──────── DOCUMENT SECTION ────────

2011 was a whirlwind year for me personally, and for KellyLynne Photography. Honestly, sometimes seems lately as though the years just meld together, and I find myself saying "was that last year? or the year before?" But things i do remember about 2011...I had a record number of clients (note to self...hire an office assistant, lol), made many many new friends, worked with the wonderful Jeff Zaslow in creating images for his new book "The Magic Room", had several destination and out of state weddings which I will never forget ! (oh! and one which involved a flight to Colorado, 2011 will go down as being the year I somewhat overcame my fear of flying !). In 2011, my daughter Chloe graduated from Navy boot camp..oh the tears ! In 2011, my other baby made Varsity Cheerleader, and I was so proud of her. In 2011, a photo of mine was nationally published in a popular media...ahhhh, I sit back and think, it's all good- but, it was a year of learning also. And one of the two biggest lessons I learned were these; never ever overbook your business without hiring help, and hopefully a few of my brides will forgive me for well, being a bit late with their portfolios. And second, never underestimate how powerful your dreams are. (Cue in North Carolina story...)
Yes I have always loved the Carolina's, since we vacationed here when i was a child. An older daughter gets stationed here and BAM..reason to visit, which ive been doing for the last 4 years. August of 2011 my two youngest daughters and I, came to the Crystal Coast area of NC to visit my Marine Corps daughter. On the way home, I knew...that we had to be in NC. I figured, i'll take me a few years to get there, but ill get there.
Through a series of freaky events, we ended up here just a few months later. Honestly, I believe it all happened so quickly through the power of thought, visualization, and in knowing. I loved this one song, that made me happy and dance around whenever i heard it. All the way home from our vacation here in August, I listened to this song over and over, and for some reason, the song just made me fantasize about living on the coast. Trust me the kids got real sick of hearing my favorite song, but when I got back to Michigan, I decided to make it my "dream song". Over and over and over, I listened to this song, in the car, at home with headphones, I would close my eyes and see everything I wanted, from the trip here, to moving into our house, to walking on the beach as a family, to my kids just loving their new school. And you know what? IT WORKED !
We hold so much power to direct our lives, to make our dreams come true, to change ourselves, transform. But well ya, you kind of have to believe you have that power. But once you believe in your personal power, watch out baby!! haha. Now none of this comes without trials and tribulations, hard times, set backs.....nothing GOOD ever does right? Oh it has not been easy for us since we moved here....(I have 5 girls okay, and although only two live at home, the others are REAL close and can you say drama? haha) and well, yes I went from being a well known photographer in my former location to being kind of small potatoes here, so I have some hard work ahead of me. But...was it worth it? Hell yes.
Everyone should make 2012 their year to make dreams come true, or at least get a good head start. Believe that its in YOUR power, not your clients, your husband's, your therapist's, your parents power, that will guide you either to your dream or restoration, or transformation. And when you hit those road blocks...because I sure did with this recent move to NC, grab that power again...its always there, always within reach, and don't let ANYONE take it away from you. For me personally, i harnessed my power through visualization and adding emotions to my visualizations to make them real by adding a song. Some people find their power through prayer, meditation, or even a "wish board" that hangs above their bed or desk.
Stop putting it off, stop saying "someday", stop the all familiar phrase of "when i win the lottery" and focus on what you want TODAY.

──────── DATA EXTRACTS ────────

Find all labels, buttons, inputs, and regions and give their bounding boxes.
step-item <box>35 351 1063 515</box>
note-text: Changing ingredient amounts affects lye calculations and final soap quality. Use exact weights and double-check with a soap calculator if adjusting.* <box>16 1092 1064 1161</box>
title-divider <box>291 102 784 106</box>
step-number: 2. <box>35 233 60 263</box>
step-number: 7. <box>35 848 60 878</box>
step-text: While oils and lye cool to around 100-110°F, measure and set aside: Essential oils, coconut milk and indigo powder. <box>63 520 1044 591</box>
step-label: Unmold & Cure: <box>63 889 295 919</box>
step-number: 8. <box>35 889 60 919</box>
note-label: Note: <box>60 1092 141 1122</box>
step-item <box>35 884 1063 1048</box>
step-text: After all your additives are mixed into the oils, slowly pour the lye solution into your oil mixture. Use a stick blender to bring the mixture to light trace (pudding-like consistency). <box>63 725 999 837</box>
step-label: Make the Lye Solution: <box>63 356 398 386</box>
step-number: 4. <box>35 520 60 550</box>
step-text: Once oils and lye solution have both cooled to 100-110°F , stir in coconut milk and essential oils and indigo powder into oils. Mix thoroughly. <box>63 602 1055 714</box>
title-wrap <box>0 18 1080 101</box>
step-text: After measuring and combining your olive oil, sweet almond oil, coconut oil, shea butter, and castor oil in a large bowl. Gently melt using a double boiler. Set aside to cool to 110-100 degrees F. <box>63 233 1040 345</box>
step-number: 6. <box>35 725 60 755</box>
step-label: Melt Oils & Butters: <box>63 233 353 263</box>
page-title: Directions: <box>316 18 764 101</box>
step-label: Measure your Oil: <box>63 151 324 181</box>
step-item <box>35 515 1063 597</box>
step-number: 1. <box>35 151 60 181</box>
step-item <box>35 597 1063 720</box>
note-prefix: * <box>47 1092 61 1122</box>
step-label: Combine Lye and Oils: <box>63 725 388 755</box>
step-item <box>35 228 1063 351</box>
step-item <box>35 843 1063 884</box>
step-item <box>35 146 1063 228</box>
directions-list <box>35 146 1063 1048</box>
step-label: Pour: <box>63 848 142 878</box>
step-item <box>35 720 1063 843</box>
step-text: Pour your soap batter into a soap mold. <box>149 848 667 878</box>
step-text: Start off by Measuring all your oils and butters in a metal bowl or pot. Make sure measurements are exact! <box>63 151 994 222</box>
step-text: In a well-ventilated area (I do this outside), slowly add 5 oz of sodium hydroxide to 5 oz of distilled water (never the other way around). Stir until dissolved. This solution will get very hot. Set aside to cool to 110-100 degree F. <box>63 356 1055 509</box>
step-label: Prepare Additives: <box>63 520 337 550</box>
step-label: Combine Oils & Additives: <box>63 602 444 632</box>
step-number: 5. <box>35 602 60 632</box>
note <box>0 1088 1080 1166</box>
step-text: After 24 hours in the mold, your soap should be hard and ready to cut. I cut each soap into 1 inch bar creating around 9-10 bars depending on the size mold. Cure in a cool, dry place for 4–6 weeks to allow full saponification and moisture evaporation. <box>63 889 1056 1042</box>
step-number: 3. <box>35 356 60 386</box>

────────

▸ TASK DIRECTIONS
Rewrite the passage of the 2011 reflection between "We hold so much" and "it? Hell yes.", inclusive, changing "small potatoes" to "a small fish".

▸ EXERCISE RESULT
We hold so much power to direct our lives, to make our dreams come true, to change ourselves, transform. But well ya, you kind of have to believe you have that power. But once you believe in your personal power, watch out baby!! haha. Now none of this comes without trials and tribulations, hard times, set backs.....nothing GOOD ever does right? Oh it has not been easy for us since we moved here....(I have 5 girls okay, and although only two live at home, the others are REAL close and can you say drama? haha) and well, yes I went from being a well known photographer in my former location to being kind of a small fish here, so I have some hard work ahead of me. But...was it worth it? Hell yes.